→ **Exercise description**:
Return each line containing the string "William".

┌─ Material supplied

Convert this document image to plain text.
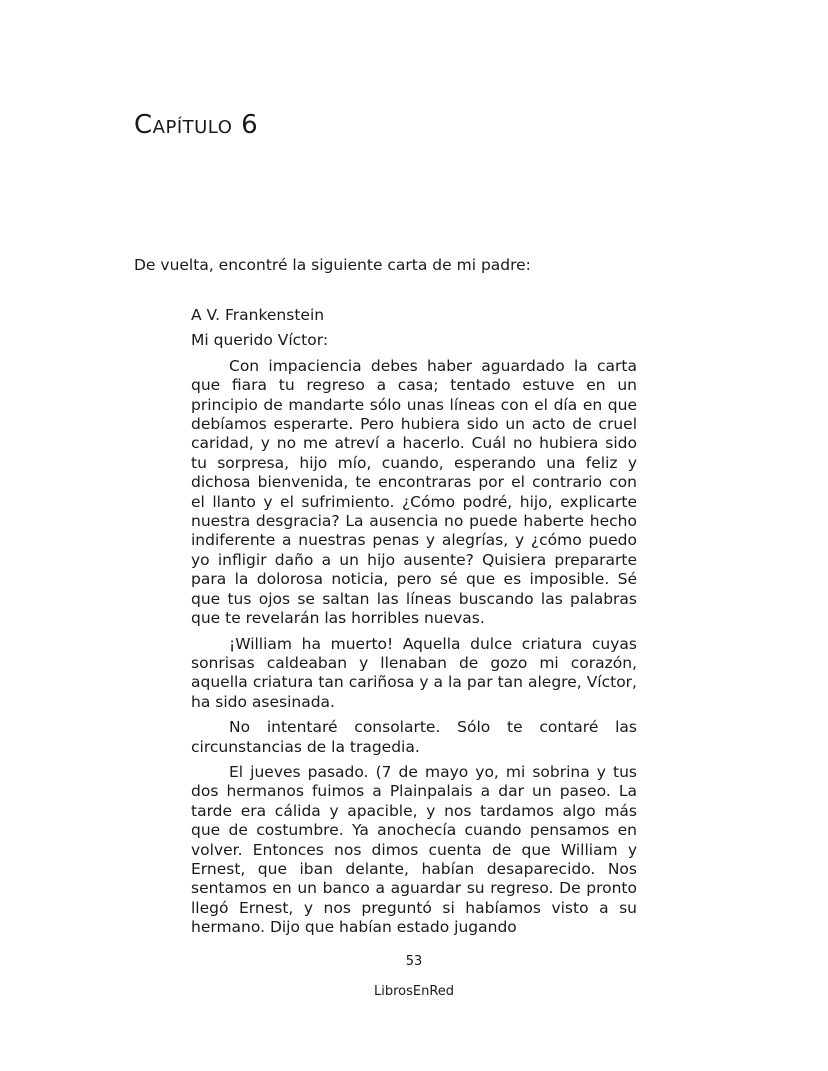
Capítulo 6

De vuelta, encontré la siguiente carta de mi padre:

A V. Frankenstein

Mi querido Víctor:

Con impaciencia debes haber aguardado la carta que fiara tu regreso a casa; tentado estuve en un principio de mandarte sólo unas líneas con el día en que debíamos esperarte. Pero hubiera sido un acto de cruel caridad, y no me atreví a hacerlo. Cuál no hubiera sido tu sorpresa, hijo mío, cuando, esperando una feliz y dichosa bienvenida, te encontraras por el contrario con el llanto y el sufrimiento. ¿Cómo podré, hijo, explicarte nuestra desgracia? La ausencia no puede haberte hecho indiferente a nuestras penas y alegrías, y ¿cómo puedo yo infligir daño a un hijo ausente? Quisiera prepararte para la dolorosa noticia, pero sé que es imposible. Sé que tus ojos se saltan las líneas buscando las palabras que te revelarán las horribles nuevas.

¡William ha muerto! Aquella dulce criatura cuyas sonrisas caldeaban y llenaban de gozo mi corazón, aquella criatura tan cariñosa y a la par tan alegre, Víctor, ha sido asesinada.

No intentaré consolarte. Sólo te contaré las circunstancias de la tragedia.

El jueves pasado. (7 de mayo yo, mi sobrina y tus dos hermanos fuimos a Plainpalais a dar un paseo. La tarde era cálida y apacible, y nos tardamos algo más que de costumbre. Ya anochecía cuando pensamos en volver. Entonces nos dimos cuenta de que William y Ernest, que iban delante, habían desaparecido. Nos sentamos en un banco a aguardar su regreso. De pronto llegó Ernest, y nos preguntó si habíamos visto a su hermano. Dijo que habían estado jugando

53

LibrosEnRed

└─

→ **Full solution**:
¡William ha muerto! Aquella dulce criatura cuyas sonrisas caldeaban y llenaban de gozo mi corazón, aquella criatura tan cariñosa y a la par tan alegre, Víctor, ha sido asesinada.
El jueves pasado. (7 de mayo yo, mi sobrina y tus dos hermanos fuimos a Plainpalais a dar un paseo. La tarde era cálida y apacible, y nos tardamos algo más que de costumbre. Ya anochecía cuando pensamos en volver. Entonces nos dimos cuenta de que William y Ernest, que iban delante, habían desaparecido. Nos sentamos en un banco a aguardar su regreso. De pronto llegó Ernest, y nos preguntó si habíamos visto a su hermano. Dijo que habían estado jugando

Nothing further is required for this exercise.